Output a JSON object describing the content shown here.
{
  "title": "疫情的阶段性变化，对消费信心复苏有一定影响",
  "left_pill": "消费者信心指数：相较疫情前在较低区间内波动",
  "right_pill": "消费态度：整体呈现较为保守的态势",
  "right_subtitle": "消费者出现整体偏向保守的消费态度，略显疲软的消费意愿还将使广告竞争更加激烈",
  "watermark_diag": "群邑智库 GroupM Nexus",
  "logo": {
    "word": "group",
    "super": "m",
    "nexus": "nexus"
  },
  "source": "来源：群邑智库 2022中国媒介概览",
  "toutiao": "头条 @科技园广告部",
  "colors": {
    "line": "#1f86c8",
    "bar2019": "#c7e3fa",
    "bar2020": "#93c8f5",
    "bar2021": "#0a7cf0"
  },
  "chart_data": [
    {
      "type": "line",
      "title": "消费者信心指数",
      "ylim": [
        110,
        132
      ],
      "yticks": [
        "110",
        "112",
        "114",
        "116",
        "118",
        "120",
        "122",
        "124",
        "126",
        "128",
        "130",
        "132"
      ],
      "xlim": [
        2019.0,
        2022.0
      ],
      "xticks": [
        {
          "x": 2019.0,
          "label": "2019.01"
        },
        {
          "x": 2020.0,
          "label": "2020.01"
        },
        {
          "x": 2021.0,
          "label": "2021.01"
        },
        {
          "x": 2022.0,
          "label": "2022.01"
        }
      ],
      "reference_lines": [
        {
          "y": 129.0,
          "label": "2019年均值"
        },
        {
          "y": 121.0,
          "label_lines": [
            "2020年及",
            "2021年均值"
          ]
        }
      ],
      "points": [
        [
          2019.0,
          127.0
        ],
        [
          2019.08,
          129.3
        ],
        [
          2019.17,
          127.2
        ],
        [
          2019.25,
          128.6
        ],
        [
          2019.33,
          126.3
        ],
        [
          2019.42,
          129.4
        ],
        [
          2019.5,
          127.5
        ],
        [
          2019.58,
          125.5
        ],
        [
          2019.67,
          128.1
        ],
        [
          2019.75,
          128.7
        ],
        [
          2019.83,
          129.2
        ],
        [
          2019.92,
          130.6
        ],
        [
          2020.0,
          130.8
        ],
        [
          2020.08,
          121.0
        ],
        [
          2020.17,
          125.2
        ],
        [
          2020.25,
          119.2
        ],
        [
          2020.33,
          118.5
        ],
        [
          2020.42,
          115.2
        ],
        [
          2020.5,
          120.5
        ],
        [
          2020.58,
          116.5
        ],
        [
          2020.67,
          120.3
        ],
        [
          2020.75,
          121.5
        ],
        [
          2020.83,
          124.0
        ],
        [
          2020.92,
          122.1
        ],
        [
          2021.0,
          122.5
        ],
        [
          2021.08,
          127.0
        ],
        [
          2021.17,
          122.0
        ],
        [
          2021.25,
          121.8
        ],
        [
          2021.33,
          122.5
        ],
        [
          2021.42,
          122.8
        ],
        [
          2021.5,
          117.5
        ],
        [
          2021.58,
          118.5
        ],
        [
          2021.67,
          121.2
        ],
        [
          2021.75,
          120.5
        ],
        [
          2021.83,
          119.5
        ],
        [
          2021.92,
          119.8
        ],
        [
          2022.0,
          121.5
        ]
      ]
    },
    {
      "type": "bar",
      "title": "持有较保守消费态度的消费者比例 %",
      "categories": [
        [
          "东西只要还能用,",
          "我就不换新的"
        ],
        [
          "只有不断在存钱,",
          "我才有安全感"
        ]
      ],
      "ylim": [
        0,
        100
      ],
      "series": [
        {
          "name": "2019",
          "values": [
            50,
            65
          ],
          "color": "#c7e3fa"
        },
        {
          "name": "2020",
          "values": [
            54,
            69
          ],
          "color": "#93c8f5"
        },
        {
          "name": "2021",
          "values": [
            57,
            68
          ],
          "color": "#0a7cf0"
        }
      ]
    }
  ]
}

WHAT YOU NEED TO DO »
Quote all of the entries exactly as they appear.

RESULT BELOW »
Output a JSON object describing the content shown here.
{
  "title": "疫情的阶段性变化，对消费信心复苏有一定影响",
  "left_pill": "消费者信心指数：相较疫情前在较低区间内波动",
  "right_pill": "消费态度：整体呈现较为保守的态势",
  "right_subtitle": "消费者出现整体偏向保守的消费态度，略显疲软的消费意愿还将使广告竞争更加激烈",
  "watermark_diag": "群邑智库 GroupM Nexus",
  "logo": {
    "word": "group",
    "super": "m",
    "nexus": "nexus"
  },
  "source": "来源：群邑智库 2022中国媒介概览",
  "toutiao": "头条 @科技园广告部",
  "colors": {
    "line": "#1f86c8",
    "bar2019": "#c7e3fa",
    "bar2020": "#93c8f5",
    "bar2021": "#0a7cf0"
  },
  "chart_data": [
    {
      "type": "line",
      "title": "消费者信心指数",
      "ylim": [
        110,
        132
      ],
      "yticks": [
        "110",
        "112",
        "114",
        "116",
        "118",
        "120",
        "122",
        "124",
        "126",
        "128",
        "130",
        "132"
      ],
      "xlim": [
        2019.0,
        2022.0
      ],
      "xticks": [
        {
          "x": 2019.0,
          "label": "2019.01"
        },
        {
          "x": 2020.0,
          "label": "2020.01"
        },
        {
          "x": 2021.0,
          "label": "2021.01"
        },
        {
          "x": 2022.0,
          "label": "2022.01"
        }
      ],
      "reference_lines": [
        {
          "y": 129.0,
          "label": "2019年均值"
        },
        {
          "y": 121.0,
          "label_lines": [
            "2020年及",
            "2021年均值"
          ]
        }
      ],
      "points": [
        [
          2019.0,
          127.0
        ],
        [
          2019.08,
          129.3
        ],
        [
          2019.17,
          127.2
        ],
        [
          2019.25,
          128.6
        ],
        [
          2019.33,
          126.3
        ],
        [
          2019.42,
          129.4
        ],
        [
          2019.5,
          127.5
        ],
        [
          2019.58,
          125.5
        ],
        [
          2019.67,
          128.1
        ],
        [
          2019.75,
          128.7
        ],
        [
          2019.83,
          129.2
        ],
        [
          2019.92,
          130.6
        ],
        [
          2020.0,
          130.8
        ],
        [
          2020.08,
          121.0
        ],
        [
          2020.17,
          125.2
        ],
        [
          2020.25,
          119.2
        ],
        [
          2020.33,
          118.5
        ],
        [
          2020.42,
          115.2
        ],
        [
          2020.5,
          120.5
        ],
        [
          2020.58,
          116.5
        ],
        [
          2020.67,
          120.3
        ],
        [
          2020.75,
          121.5
        ],
        [
          2020.83,
          124.0
        ],
        [
          2020.92,
          122.1
        ],
        [
          2021.0,
          122.5
        ],
        [
          2021.08,
          127.0
        ],
        [
          2021.17,
          122.0
        ],
        [
          2021.25,
          121.8
        ],
        [
          2021.33,
          122.5
        ],
        [
          2021.42,
          122.8
        ],
        [
          2021.5,
          117.5
        ],
        [
          2021.58,
          118.5
        ],
        [
          2021.67,
          121.2
        ],
        [
          2021.75,
          120.5
        ],
        [
          2021.83,
          119.5
        ],
        [
          2021.92,
          119.8
        ],
        [
          2022.0,
          121.5
        ]
      ]
    },
    {
      "type": "bar",
      "title": "持有较保守消费态度的消费者比例 %",
      "categories": [
        [
          "东西只要还能用,",
          "我就不换新的"
        ],
        [
          "只有不断在存钱,",
          "我才有安全感"
        ]
      ],
      "ylim": [
        0,
        100
      ],
      "series": [
        {
          "name": "2019",
          "values": [
            50,
            65
          ],
          "color": "#c7e3fa"
        },
        {
          "name": "2020",
          "values": [
            54,
            69
          ],
          "color": "#93c8f5"
        },
        {
          "name": "2021",
          "values": [
            57,
            68
          ],
          "color": "#0a7cf0"
        }
      ]
    }
  ]
}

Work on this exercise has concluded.